▶ [What this task involves]
Would it be possible to write out each entry below exactly, without the pictures?

··········

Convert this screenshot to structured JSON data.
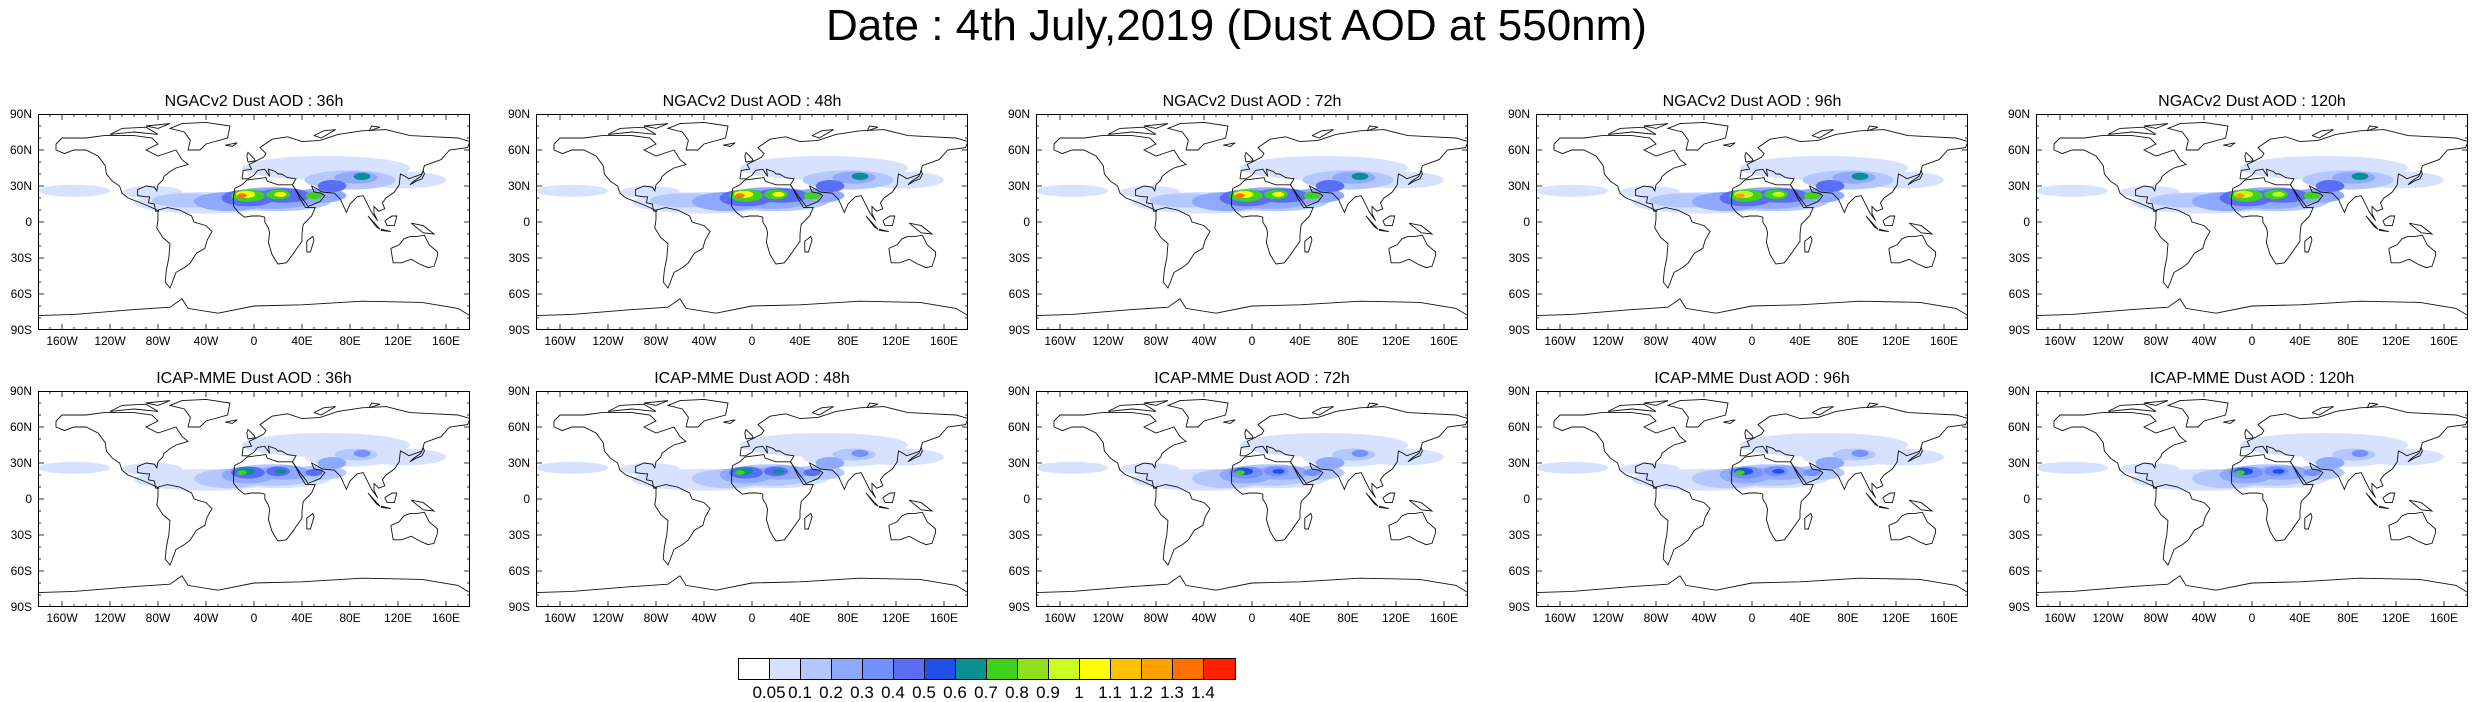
{
  "title": "Date : 4th July,2019 (Dust AOD at 550nm)",
  "panels": [
    {
      "title": "NGACv2 Dust AOD : 36h",
      "intensity": 1.0
    },
    {
      "title": "NGACv2 Dust AOD : 48h",
      "intensity": 1.0
    },
    {
      "title": "NGACv2 Dust AOD : 72h",
      "intensity": 1.0
    },
    {
      "title": "NGACv2 Dust AOD : 96h",
      "intensity": 0.95
    },
    {
      "title": "NGACv2 Dust AOD : 120h",
      "intensity": 0.95
    },
    {
      "title": "ICAP-MME Dust AOD : 36h",
      "intensity": 0.6
    },
    {
      "title": "ICAP-MME Dust AOD : 48h",
      "intensity": 0.6
    },
    {
      "title": "ICAP-MME Dust AOD : 72h",
      "intensity": 0.55
    },
    {
      "title": "ICAP-MME Dust AOD : 96h",
      "intensity": 0.55
    },
    {
      "title": "ICAP-MME Dust AOD : 120h",
      "intensity": 0.55
    }
  ],
  "lat_labels": [
    "90N",
    "60N",
    "30N",
    "0",
    "30S",
    "60S",
    "90S"
  ],
  "lon_labels": [
    "160W",
    "120W",
    "80W",
    "40W",
    "0",
    "40E",
    "80E",
    "120E",
    "160E"
  ],
  "colorbar": {
    "labels": [
      "0.05",
      "0.1",
      "0.2",
      "0.3",
      "0.4",
      "0.5",
      "0.6",
      "0.7",
      "0.8",
      "0.9",
      "1",
      "1.1",
      "1.2",
      "1.3",
      "1.4"
    ],
    "colors": [
      "#ffffff",
      "#d6e2ff",
      "#b4c8ff",
      "#8fa9ff",
      "#7490ff",
      "#5a6ef5",
      "#2050e8",
      "#0a9090",
      "#40d020",
      "#90e020",
      "#c8ff20",
      "#ffff00",
      "#ffc000",
      "#ffa000",
      "#ff7000",
      "#ff2000"
    ]
  }
}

··········

▶ [Result for this exercise]
Convert this screenshot to structured JSON data.
{
  "title": "Date : 4th July,2019 (Dust AOD at 550nm)",
  "panels": [
    {
      "title": "NGACv2 Dust AOD : 36h",
      "intensity": 1.0
    },
    {
      "title": "NGACv2 Dust AOD : 48h",
      "intensity": 1.0
    },
    {
      "title": "NGACv2 Dust AOD : 72h",
      "intensity": 1.0
    },
    {
      "title": "NGACv2 Dust AOD : 96h",
      "intensity": 0.95
    },
    {
      "title": "NGACv2 Dust AOD : 120h",
      "intensity": 0.95
    },
    {
      "title": "ICAP-MME Dust AOD : 36h",
      "intensity": 0.6
    },
    {
      "title": "ICAP-MME Dust AOD : 48h",
      "intensity": 0.6
    },
    {
      "title": "ICAP-MME Dust AOD : 72h",
      "intensity": 0.55
    },
    {
      "title": "ICAP-MME Dust AOD : 96h",
      "intensity": 0.55
    },
    {
      "title": "ICAP-MME Dust AOD : 120h",
      "intensity": 0.55
    }
  ],
  "lat_labels": [
    "90N",
    "60N",
    "30N",
    "0",
    "30S",
    "60S",
    "90S"
  ],
  "lon_labels": [
    "160W",
    "120W",
    "80W",
    "40W",
    "0",
    "40E",
    "80E",
    "120E",
    "160E"
  ],
  "colorbar": {
    "labels": [
      "0.05",
      "0.1",
      "0.2",
      "0.3",
      "0.4",
      "0.5",
      "0.6",
      "0.7",
      "0.8",
      "0.9",
      "1",
      "1.1",
      "1.2",
      "1.3",
      "1.4"
    ],
    "colors": [
      "#ffffff",
      "#d6e2ff",
      "#b4c8ff",
      "#8fa9ff",
      "#7490ff",
      "#5a6ef5",
      "#2050e8",
      "#0a9090",
      "#40d020",
      "#90e020",
      "#c8ff20",
      "#ffff00",
      "#ffc000",
      "#ffa000",
      "#ff7000",
      "#ff2000"
    ]
  }
}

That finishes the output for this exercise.